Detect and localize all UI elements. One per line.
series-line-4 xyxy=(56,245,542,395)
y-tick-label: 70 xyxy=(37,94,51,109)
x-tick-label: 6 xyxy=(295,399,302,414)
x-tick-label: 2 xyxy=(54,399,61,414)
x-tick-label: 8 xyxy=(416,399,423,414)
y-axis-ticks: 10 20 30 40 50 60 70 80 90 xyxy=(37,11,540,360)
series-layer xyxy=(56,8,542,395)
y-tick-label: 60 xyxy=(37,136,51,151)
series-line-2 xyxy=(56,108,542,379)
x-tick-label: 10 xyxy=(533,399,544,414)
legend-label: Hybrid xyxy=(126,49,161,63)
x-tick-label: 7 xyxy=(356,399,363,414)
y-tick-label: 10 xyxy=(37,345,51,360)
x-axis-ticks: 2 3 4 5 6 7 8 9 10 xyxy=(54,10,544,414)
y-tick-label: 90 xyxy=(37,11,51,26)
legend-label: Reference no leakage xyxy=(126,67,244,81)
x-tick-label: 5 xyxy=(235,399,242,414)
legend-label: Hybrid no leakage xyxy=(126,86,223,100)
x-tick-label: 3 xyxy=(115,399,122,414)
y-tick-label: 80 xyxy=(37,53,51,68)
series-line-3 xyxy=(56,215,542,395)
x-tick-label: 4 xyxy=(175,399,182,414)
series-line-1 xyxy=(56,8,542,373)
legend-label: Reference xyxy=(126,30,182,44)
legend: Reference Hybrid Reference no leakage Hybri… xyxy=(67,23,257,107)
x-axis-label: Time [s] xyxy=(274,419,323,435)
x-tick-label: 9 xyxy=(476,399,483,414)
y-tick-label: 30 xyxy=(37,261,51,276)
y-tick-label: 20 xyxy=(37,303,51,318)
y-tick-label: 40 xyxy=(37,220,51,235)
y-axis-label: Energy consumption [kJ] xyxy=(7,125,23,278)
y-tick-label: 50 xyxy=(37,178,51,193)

THE EXERCISE: Copy out the lines above word for word.

TASK ANSWER:
Detect and localize all UI elements. One per line.
series-line-4 xyxy=(56,245,542,395)
y-tick-label: 70 xyxy=(37,94,51,109)
x-tick-label: 6 xyxy=(295,399,302,414)
x-tick-label: 2 xyxy=(54,399,61,414)
x-tick-label: 8 xyxy=(416,399,423,414)
y-axis-ticks: 10 20 30 40 50 60 70 80 90 xyxy=(37,11,540,360)
series-layer xyxy=(56,8,542,395)
y-tick-label: 60 xyxy=(37,136,51,151)
series-line-2 xyxy=(56,108,542,379)
x-tick-label: 10 xyxy=(533,399,544,414)
legend-label: Hybrid xyxy=(126,49,161,63)
x-tick-label: 7 xyxy=(356,399,363,414)
y-tick-label: 10 xyxy=(37,345,51,360)
x-axis-ticks: 2 3 4 5 6 7 8 9 10 xyxy=(54,10,544,414)
y-tick-label: 90 xyxy=(37,11,51,26)
legend-label: Reference no leakage xyxy=(126,67,244,81)
x-tick-label: 5 xyxy=(235,399,242,414)
legend-label: Hybrid no leakage xyxy=(126,86,223,100)
x-tick-label: 3 xyxy=(115,399,122,414)
y-tick-label: 80 xyxy=(37,53,51,68)
series-line-3 xyxy=(56,215,542,395)
x-tick-label: 4 xyxy=(175,399,182,414)
series-line-1 xyxy=(56,8,542,373)
legend-label: Reference xyxy=(126,30,182,44)
legend: Reference Hybrid Reference no leakage Hybri… xyxy=(67,23,257,107)
x-axis-label: Time [s] xyxy=(274,419,323,435)
x-tick-label: 9 xyxy=(476,399,483,414)
y-tick-label: 30 xyxy=(37,261,51,276)
y-tick-label: 20 xyxy=(37,303,51,318)
y-tick-label: 40 xyxy=(37,220,51,235)
y-axis-label: Energy consumption [kJ] xyxy=(7,125,23,278)
y-tick-label: 50 xyxy=(37,178,51,193)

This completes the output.